*GIVEN REQUEST:* Retype the data below without altering anything.

*ENTRIES PROVIDED:*
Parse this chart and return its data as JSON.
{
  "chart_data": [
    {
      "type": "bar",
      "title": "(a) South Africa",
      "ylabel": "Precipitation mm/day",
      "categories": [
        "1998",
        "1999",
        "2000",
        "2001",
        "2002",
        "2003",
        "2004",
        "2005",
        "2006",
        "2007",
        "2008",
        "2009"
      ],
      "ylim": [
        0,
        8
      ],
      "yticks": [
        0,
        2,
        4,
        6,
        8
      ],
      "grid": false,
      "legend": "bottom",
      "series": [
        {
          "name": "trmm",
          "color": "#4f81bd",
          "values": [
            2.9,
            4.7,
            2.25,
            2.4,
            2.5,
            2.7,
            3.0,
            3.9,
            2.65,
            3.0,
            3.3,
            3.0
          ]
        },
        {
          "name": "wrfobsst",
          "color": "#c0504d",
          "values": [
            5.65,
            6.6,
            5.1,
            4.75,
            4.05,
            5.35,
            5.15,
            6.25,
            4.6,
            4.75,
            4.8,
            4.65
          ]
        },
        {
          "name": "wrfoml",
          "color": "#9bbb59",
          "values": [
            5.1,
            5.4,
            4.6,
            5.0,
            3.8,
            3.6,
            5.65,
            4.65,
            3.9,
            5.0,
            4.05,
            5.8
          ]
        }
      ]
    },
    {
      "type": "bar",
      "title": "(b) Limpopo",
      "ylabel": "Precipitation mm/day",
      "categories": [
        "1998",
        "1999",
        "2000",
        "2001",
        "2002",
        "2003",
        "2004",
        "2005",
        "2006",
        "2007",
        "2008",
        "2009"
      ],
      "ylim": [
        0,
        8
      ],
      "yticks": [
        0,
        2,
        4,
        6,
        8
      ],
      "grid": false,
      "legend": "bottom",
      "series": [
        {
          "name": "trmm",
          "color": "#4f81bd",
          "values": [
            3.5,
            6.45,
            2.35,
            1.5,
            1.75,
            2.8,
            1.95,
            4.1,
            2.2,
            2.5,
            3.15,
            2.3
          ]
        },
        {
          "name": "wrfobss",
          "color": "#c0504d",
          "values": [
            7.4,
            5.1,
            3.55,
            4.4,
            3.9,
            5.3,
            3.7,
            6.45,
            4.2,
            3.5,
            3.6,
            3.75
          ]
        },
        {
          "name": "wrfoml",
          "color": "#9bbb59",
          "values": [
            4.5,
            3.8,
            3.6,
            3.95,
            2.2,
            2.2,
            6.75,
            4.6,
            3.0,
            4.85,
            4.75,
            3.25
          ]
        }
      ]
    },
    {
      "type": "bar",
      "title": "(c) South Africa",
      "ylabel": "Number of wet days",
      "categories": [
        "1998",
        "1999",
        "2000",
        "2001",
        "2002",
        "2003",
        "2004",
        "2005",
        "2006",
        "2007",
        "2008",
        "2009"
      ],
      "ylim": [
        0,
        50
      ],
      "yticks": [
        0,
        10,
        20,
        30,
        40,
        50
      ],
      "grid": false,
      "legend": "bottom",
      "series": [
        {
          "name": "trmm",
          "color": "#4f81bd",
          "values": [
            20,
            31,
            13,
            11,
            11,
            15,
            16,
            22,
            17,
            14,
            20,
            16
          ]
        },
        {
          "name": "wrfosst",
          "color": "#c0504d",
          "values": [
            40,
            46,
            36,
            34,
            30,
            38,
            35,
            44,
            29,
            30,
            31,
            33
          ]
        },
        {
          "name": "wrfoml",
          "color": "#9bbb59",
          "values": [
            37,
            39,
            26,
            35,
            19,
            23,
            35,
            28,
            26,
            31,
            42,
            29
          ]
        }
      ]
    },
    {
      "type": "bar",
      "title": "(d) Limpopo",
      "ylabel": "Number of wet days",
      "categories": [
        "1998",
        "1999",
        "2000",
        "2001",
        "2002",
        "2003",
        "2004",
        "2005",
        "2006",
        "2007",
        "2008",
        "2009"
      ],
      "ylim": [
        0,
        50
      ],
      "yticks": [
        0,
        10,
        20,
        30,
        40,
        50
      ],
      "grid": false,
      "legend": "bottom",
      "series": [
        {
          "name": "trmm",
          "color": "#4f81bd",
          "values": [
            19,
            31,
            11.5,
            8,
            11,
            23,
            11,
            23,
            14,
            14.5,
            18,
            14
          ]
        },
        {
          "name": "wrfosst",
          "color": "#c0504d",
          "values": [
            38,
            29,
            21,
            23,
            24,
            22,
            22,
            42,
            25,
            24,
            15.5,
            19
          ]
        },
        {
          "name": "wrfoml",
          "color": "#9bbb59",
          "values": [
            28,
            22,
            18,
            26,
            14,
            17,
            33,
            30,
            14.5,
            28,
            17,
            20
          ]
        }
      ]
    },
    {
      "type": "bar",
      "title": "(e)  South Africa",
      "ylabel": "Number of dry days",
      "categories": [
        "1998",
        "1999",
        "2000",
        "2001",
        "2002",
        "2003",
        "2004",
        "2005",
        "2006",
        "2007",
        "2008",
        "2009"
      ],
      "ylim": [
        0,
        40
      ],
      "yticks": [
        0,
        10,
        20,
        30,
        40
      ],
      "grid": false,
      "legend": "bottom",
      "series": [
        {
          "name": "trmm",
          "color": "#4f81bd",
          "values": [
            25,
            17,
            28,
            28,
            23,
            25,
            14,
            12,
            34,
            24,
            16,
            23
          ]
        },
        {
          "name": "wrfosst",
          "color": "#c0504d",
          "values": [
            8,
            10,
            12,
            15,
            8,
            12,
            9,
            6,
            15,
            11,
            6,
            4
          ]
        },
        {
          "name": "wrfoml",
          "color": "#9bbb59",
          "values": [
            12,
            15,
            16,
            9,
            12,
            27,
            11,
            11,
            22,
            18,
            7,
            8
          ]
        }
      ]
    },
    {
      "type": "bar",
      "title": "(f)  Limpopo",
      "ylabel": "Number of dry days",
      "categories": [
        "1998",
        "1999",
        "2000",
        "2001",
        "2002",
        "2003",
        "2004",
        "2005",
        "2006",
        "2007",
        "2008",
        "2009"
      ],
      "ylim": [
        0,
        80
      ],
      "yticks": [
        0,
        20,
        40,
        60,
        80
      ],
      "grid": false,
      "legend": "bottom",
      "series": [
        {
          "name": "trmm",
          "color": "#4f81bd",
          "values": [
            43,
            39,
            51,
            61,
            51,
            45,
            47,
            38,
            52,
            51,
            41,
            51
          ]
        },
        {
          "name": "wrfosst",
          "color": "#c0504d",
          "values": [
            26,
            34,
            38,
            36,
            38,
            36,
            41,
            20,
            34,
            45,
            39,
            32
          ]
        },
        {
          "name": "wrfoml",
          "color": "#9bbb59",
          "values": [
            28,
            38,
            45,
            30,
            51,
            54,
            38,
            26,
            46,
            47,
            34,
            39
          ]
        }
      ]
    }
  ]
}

*RESULT:*
Parse this chart and return its data as JSON.
{
  "chart_data": [
    {
      "type": "bar",
      "title": "(a) South Africa",
      "ylabel": "Precipitation mm/day",
      "categories": [
        "1998",
        "1999",
        "2000",
        "2001",
        "2002",
        "2003",
        "2004",
        "2005",
        "2006",
        "2007",
        "2008",
        "2009"
      ],
      "ylim": [
        0,
        8
      ],
      "yticks": [
        0,
        2,
        4,
        6,
        8
      ],
      "grid": false,
      "legend": "bottom",
      "series": [
        {
          "name": "trmm",
          "color": "#4f81bd",
          "values": [
            2.9,
            4.7,
            2.25,
            2.4,
            2.5,
            2.7,
            3.0,
            3.9,
            2.65,
            3.0,
            3.3,
            3.0
          ]
        },
        {
          "name": "wrfobsst",
          "color": "#c0504d",
          "values": [
            5.65,
            6.6,
            5.1,
            4.75,
            4.05,
            5.35,
            5.15,
            6.25,
            4.6,
            4.75,
            4.8,
            4.65
          ]
        },
        {
          "name": "wrfoml",
          "color": "#9bbb59",
          "values": [
            5.1,
            5.4,
            4.6,
            5.0,
            3.8,
            3.6,
            5.65,
            4.65,
            3.9,
            5.0,
            4.05,
            5.8
          ]
        }
      ]
    },
    {
      "type": "bar",
      "title": "(b) Limpopo",
      "ylabel": "Precipitation mm/day",
      "categories": [
        "1998",
        "1999",
        "2000",
        "2001",
        "2002",
        "2003",
        "2004",
        "2005",
        "2006",
        "2007",
        "2008",
        "2009"
      ],
      "ylim": [
        0,
        8
      ],
      "yticks": [
        0,
        2,
        4,
        6,
        8
      ],
      "grid": false,
      "legend": "bottom",
      "series": [
        {
          "name": "trmm",
          "color": "#4f81bd",
          "values": [
            3.5,
            6.45,
            2.35,
            1.5,
            1.75,
            2.8,
            1.95,
            4.1,
            2.2,
            2.5,
            3.15,
            2.3
          ]
        },
        {
          "name": "wrfobss",
          "color": "#c0504d",
          "values": [
            7.4,
            5.1,
            3.55,
            4.4,
            3.9,
            5.3,
            3.7,
            6.45,
            4.2,
            3.5,
            3.6,
            3.75
          ]
        },
        {
          "name": "wrfoml",
          "color": "#9bbb59",
          "values": [
            4.5,
            3.8,
            3.6,
            3.95,
            2.2,
            2.2,
            6.75,
            4.6,
            3.0,
            4.85,
            4.75,
            3.25
          ]
        }
      ]
    },
    {
      "type": "bar",
      "title": "(c) South Africa",
      "ylabel": "Number of wet days",
      "categories": [
        "1998",
        "1999",
        "2000",
        "2001",
        "2002",
        "2003",
        "2004",
        "2005",
        "2006",
        "2007",
        "2008",
        "2009"
      ],
      "ylim": [
        0,
        50
      ],
      "yticks": [
        0,
        10,
        20,
        30,
        40,
        50
      ],
      "grid": false,
      "legend": "bottom",
      "series": [
        {
          "name": "trmm",
          "color": "#4f81bd",
          "values": [
            20,
            31,
            13,
            11,
            11,
            15,
            16,
            22,
            17,
            14,
            20,
            16
          ]
        },
        {
          "name": "wrfosst",
          "color": "#c0504d",
          "values": [
            40,
            46,
            36,
            34,
            30,
            38,
            35,
            44,
            29,
            30,
            31,
            33
          ]
        },
        {
          "name": "wrfoml",
          "color": "#9bbb59",
          "values": [
            37,
            39,
            26,
            35,
            19,
            23,
            35,
            28,
            26,
            31,
            42,
            29
          ]
        }
      ]
    },
    {
      "type": "bar",
      "title": "(d) Limpopo",
      "ylabel": "Number of wet days",
      "categories": [
        "1998",
        "1999",
        "2000",
        "2001",
        "2002",
        "2003",
        "2004",
        "2005",
        "2006",
        "2007",
        "2008",
        "2009"
      ],
      "ylim": [
        0,
        50
      ],
      "yticks": [
        0,
        10,
        20,
        30,
        40,
        50
      ],
      "grid": false,
      "legend": "bottom",
      "series": [
        {
          "name": "trmm",
          "color": "#4f81bd",
          "values": [
            19,
            31,
            11.5,
            8,
            11,
            23,
            11,
            23,
            14,
            14.5,
            18,
            14
          ]
        },
        {
          "name": "wrfosst",
          "color": "#c0504d",
          "values": [
            38,
            29,
            21,
            23,
            24,
            22,
            22,
            42,
            25,
            24,
            15.5,
            19
          ]
        },
        {
          "name": "wrfoml",
          "color": "#9bbb59",
          "values": [
            28,
            22,
            18,
            26,
            14,
            17,
            33,
            30,
            14.5,
            28,
            17,
            20
          ]
        }
      ]
    },
    {
      "type": "bar",
      "title": "(e)  South Africa",
      "ylabel": "Number of dry days",
      "categories": [
        "1998",
        "1999",
        "2000",
        "2001",
        "2002",
        "2003",
        "2004",
        "2005",
        "2006",
        "2007",
        "2008",
        "2009"
      ],
      "ylim": [
        0,
        40
      ],
      "yticks": [
        0,
        10,
        20,
        30,
        40
      ],
      "grid": false,
      "legend": "bottom",
      "series": [
        {
          "name": "trmm",
          "color": "#4f81bd",
          "values": [
            25,
            17,
            28,
            28,
            23,
            25,
            14,
            12,
            34,
            24,
            16,
            23
          ]
        },
        {
          "name": "wrfosst",
          "color": "#c0504d",
          "values": [
            8,
            10,
            12,
            15,
            8,
            12,
            9,
            6,
            15,
            11,
            6,
            4
          ]
        },
        {
          "name": "wrfoml",
          "color": "#9bbb59",
          "values": [
            12,
            15,
            16,
            9,
            12,
            27,
            11,
            11,
            22,
            18,
            7,
            8
          ]
        }
      ]
    },
    {
      "type": "bar",
      "title": "(f)  Limpopo",
      "ylabel": "Number of dry days",
      "categories": [
        "1998",
        "1999",
        "2000",
        "2001",
        "2002",
        "2003",
        "2004",
        "2005",
        "2006",
        "2007",
        "2008",
        "2009"
      ],
      "ylim": [
        0,
        80
      ],
      "yticks": [
        0,
        20,
        40,
        60,
        80
      ],
      "grid": false,
      "legend": "bottom",
      "series": [
        {
          "name": "trmm",
          "color": "#4f81bd",
          "values": [
            43,
            39,
            51,
            61,
            51,
            45,
            47,
            38,
            52,
            51,
            41,
            51
          ]
        },
        {
          "name": "wrfosst",
          "color": "#c0504d",
          "values": [
            26,
            34,
            38,
            36,
            38,
            36,
            41,
            20,
            34,
            45,
            39,
            32
          ]
        },
        {
          "name": "wrfoml",
          "color": "#9bbb59",
          "values": [
            28,
            38,
            45,
            30,
            51,
            54,
            38,
            26,
            46,
            47,
            34,
            39
          ]
        }
      ]
    }
  ]
}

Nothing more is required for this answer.